**Task brief**
Images are not part of the copy; write out the rest of the data exactly as given.
* START *
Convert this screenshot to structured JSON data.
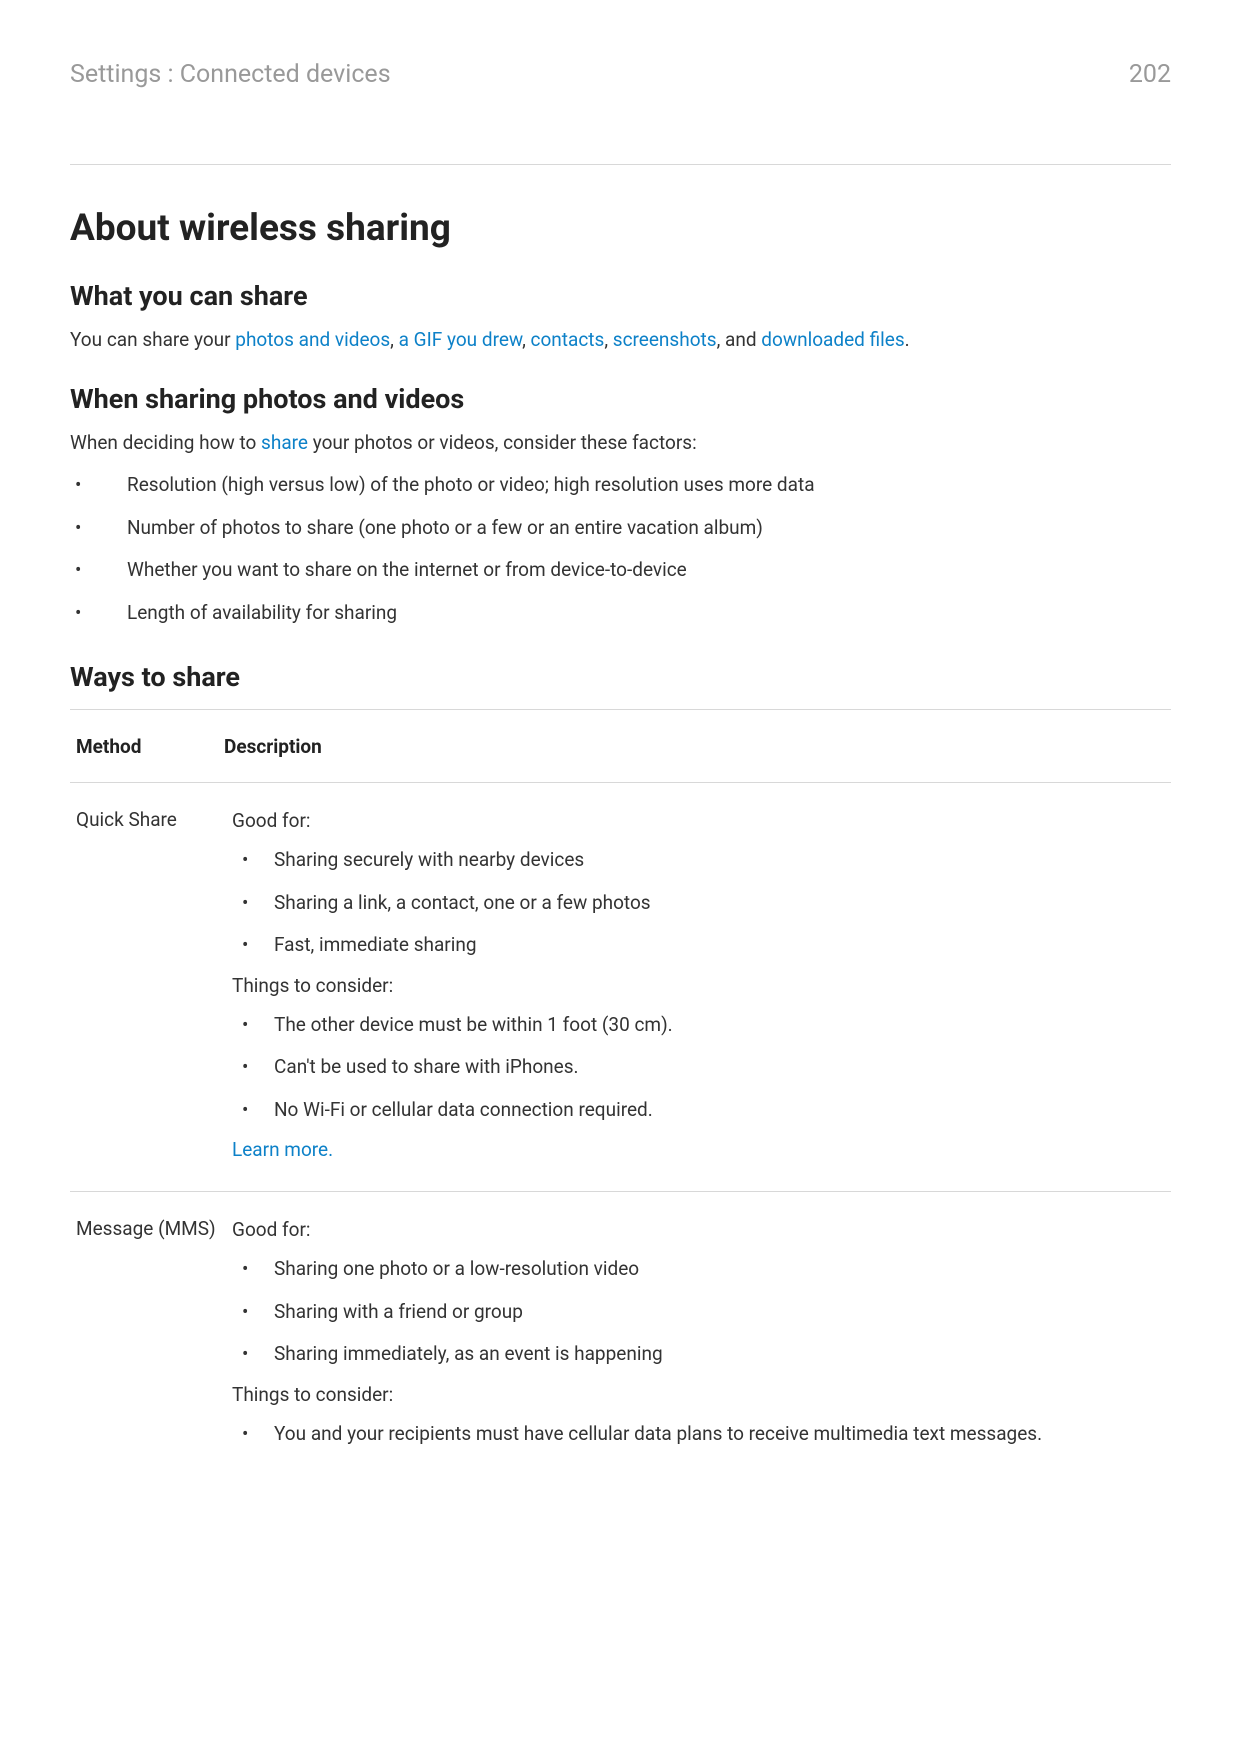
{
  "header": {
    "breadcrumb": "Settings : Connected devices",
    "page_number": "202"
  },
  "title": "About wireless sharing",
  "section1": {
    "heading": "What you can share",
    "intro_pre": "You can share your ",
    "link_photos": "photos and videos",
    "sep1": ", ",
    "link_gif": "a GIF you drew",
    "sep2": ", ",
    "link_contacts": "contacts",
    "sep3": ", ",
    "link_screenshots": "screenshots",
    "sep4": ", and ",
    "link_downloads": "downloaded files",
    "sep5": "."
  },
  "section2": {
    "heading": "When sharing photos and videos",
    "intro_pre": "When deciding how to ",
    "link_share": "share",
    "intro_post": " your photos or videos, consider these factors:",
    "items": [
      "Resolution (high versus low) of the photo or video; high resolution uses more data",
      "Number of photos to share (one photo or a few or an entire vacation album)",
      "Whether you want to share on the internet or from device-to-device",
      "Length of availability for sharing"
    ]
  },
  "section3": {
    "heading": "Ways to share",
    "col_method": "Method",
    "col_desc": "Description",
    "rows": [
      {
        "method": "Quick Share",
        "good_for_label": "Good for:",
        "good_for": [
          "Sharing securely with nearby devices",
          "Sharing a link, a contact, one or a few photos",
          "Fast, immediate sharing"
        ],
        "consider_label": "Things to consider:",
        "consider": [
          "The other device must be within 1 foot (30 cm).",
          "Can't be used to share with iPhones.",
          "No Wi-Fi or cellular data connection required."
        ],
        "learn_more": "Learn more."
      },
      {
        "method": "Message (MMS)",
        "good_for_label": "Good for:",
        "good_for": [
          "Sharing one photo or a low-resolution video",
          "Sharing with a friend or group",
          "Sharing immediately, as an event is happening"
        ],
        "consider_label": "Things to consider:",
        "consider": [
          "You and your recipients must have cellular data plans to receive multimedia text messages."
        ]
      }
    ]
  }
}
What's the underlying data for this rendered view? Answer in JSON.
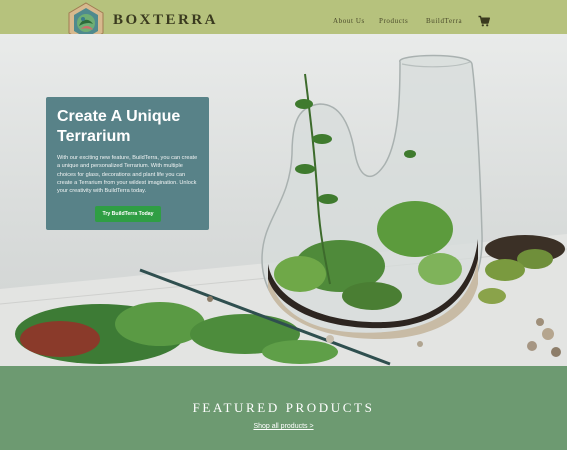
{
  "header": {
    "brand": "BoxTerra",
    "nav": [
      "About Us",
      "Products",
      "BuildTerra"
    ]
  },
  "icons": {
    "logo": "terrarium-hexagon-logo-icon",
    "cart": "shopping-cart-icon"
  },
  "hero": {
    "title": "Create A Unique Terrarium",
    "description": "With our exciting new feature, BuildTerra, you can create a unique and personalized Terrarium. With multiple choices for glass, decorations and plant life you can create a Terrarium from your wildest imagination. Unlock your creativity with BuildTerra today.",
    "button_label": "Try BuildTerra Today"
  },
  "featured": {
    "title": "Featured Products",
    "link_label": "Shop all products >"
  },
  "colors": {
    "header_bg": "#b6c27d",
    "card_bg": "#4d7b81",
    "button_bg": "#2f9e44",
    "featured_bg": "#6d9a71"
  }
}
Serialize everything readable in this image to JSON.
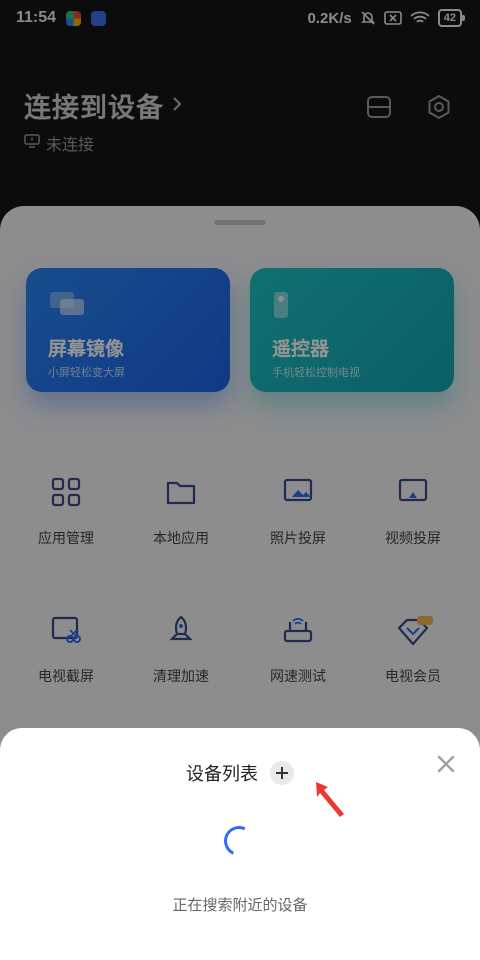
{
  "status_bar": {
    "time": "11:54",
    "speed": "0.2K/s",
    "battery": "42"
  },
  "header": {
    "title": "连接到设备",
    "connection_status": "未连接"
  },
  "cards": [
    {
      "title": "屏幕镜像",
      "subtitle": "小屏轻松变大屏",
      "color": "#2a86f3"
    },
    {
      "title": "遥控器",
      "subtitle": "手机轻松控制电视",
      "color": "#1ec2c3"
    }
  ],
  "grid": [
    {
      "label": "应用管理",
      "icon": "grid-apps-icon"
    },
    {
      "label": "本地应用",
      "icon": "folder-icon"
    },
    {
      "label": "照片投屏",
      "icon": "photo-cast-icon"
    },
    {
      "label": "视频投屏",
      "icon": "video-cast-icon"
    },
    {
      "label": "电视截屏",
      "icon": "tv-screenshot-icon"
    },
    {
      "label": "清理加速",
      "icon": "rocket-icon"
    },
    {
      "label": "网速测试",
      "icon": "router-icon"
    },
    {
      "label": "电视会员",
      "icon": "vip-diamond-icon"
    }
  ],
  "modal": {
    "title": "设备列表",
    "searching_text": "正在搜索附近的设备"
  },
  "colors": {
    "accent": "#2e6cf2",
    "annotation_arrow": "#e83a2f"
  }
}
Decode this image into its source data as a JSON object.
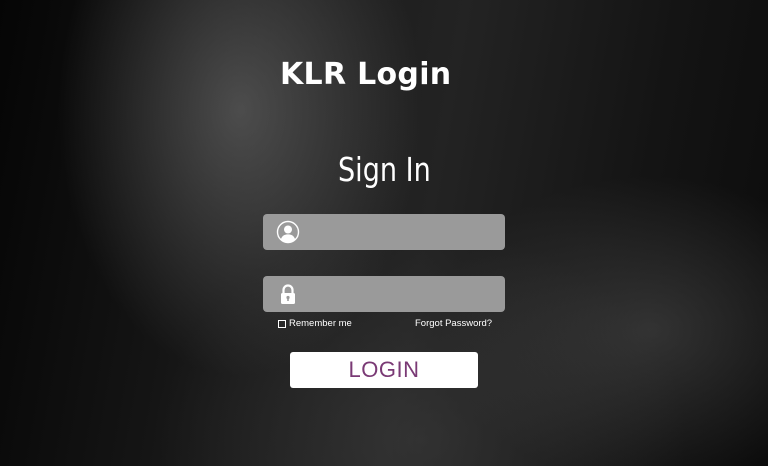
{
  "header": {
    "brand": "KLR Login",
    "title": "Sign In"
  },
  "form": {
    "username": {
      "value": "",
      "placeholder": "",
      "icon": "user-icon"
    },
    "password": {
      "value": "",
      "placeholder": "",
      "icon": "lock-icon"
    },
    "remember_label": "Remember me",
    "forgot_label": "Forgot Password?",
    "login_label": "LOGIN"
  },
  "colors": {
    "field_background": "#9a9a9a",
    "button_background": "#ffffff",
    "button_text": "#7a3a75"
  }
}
* END *
**The response**
Convert this screenshot to structured JSON data.
{
  "header": {
    "breadcrumb": "Settings : Connected devices",
    "page_number": "202"
  },
  "title": "About wireless sharing",
  "section1": {
    "heading": "What you can share",
    "intro_pre": "You can share your ",
    "link_photos": "photos and videos",
    "sep1": ", ",
    "link_gif": "a GIF you drew",
    "sep2": ", ",
    "link_contacts": "contacts",
    "sep3": ", ",
    "link_screenshots": "screenshots",
    "sep4": ", and ",
    "link_downloads": "downloaded files",
    "sep5": "."
  },
  "section2": {
    "heading": "When sharing photos and videos",
    "intro_pre": "When deciding how to ",
    "link_share": "share",
    "intro_post": " your photos or videos, consider these factors:",
    "items": [
      "Resolution (high versus low) of the photo or video; high resolution uses more data",
      "Number of photos to share (one photo or a few or an entire vacation album)",
      "Whether you want to share on the internet or from device-to-device",
      "Length of availability for sharing"
    ]
  },
  "section3": {
    "heading": "Ways to share",
    "col_method": "Method",
    "col_desc": "Description",
    "rows": [
      {
        "method": "Quick Share",
        "good_for_label": "Good for:",
        "good_for": [
          "Sharing securely with nearby devices",
          "Sharing a link, a contact, one or a few photos",
          "Fast, immediate sharing"
        ],
        "consider_label": "Things to consider:",
        "consider": [
          "The other device must be within 1 foot (30 cm).",
          "Can't be used to share with iPhones.",
          "No Wi-Fi or cellular data connection required."
        ],
        "learn_more": "Learn more."
      },
      {
        "method": "Message (MMS)",
        "good_for_label": "Good for:",
        "good_for": [
          "Sharing one photo or a low-resolution video",
          "Sharing with a friend or group",
          "Sharing immediately, as an event is happening"
        ],
        "consider_label": "Things to consider:",
        "consider": [
          "You and your recipients must have cellular data plans to receive multimedia text messages."
        ]
      }
    ]
  }
}
What's the underlying data for this rendered view? Answer in JSON.
{
  "header": {
    "brand": "BoxTerra",
    "nav": [
      "About Us",
      "Products",
      "BuildTerra"
    ]
  },
  "icons": {
    "logo": "terrarium-hexagon-logo-icon",
    "cart": "shopping-cart-icon"
  },
  "hero": {
    "title": "Create A Unique Terrarium",
    "description": "With our exciting new feature, BuildTerra, you can create a unique and personalized Terrarium. With multiple choices for glass, decorations and plant life you can create a Terrarium from your wildest imagination. Unlock your creativity with BuildTerra today.",
    "button_label": "Try BuildTerra Today"
  },
  "featured": {
    "title": "Featured Products",
    "link_label": "Shop all products >"
  },
  "colors": {
    "header_bg": "#b6c27d",
    "card_bg": "#4d7b81",
    "button_bg": "#2f9e44",
    "featured_bg": "#6d9a71"
  }
}
Serialize everything readable in this image to JSON.
{
  "status_bar": {
    "time": "11:54",
    "speed": "0.2K/s",
    "battery": "42"
  },
  "header": {
    "title": "连接到设备",
    "connection_status": "未连接"
  },
  "cards": [
    {
      "title": "屏幕镜像",
      "subtitle": "小屏轻松变大屏",
      "color": "#2a86f3"
    },
    {
      "title": "遥控器",
      "subtitle": "手机轻松控制电视",
      "color": "#1ec2c3"
    }
  ],
  "grid": [
    {
      "label": "应用管理",
      "icon": "grid-apps-icon"
    },
    {
      "label": "本地应用",
      "icon": "folder-icon"
    },
    {
      "label": "照片投屏",
      "icon": "photo-cast-icon"
    },
    {
      "label": "视频投屏",
      "icon": "video-cast-icon"
    },
    {
      "label": "电视截屏",
      "icon": "tv-screenshot-icon"
    },
    {
      "label": "清理加速",
      "icon": "rocket-icon"
    },
    {
      "label": "网速测试",
      "icon": "router-icon"
    },
    {
      "label": "电视会员",
      "icon": "vip-diamond-icon"
    }
  ],
  "modal": {
    "title": "设备列表",
    "searching_text": "正在搜索附近的设备"
  },
  "colors": {
    "accent": "#2e6cf2",
    "annotation_arrow": "#e83a2f"
  }
}
Decode this image into its source data as a JSON object.
{
  "header": {
    "brand": "KLR Login",
    "title": "Sign In"
  },
  "form": {
    "username": {
      "value": "",
      "placeholder": "",
      "icon": "user-icon"
    },
    "password": {
      "value": "",
      "placeholder": "",
      "icon": "lock-icon"
    },
    "remember_label": "Remember me",
    "forgot_label": "Forgot Password?",
    "login_label": "LOGIN"
  },
  "colors": {
    "field_background": "#9a9a9a",
    "button_background": "#ffffff",
    "button_text": "#7a3a75"
  }
}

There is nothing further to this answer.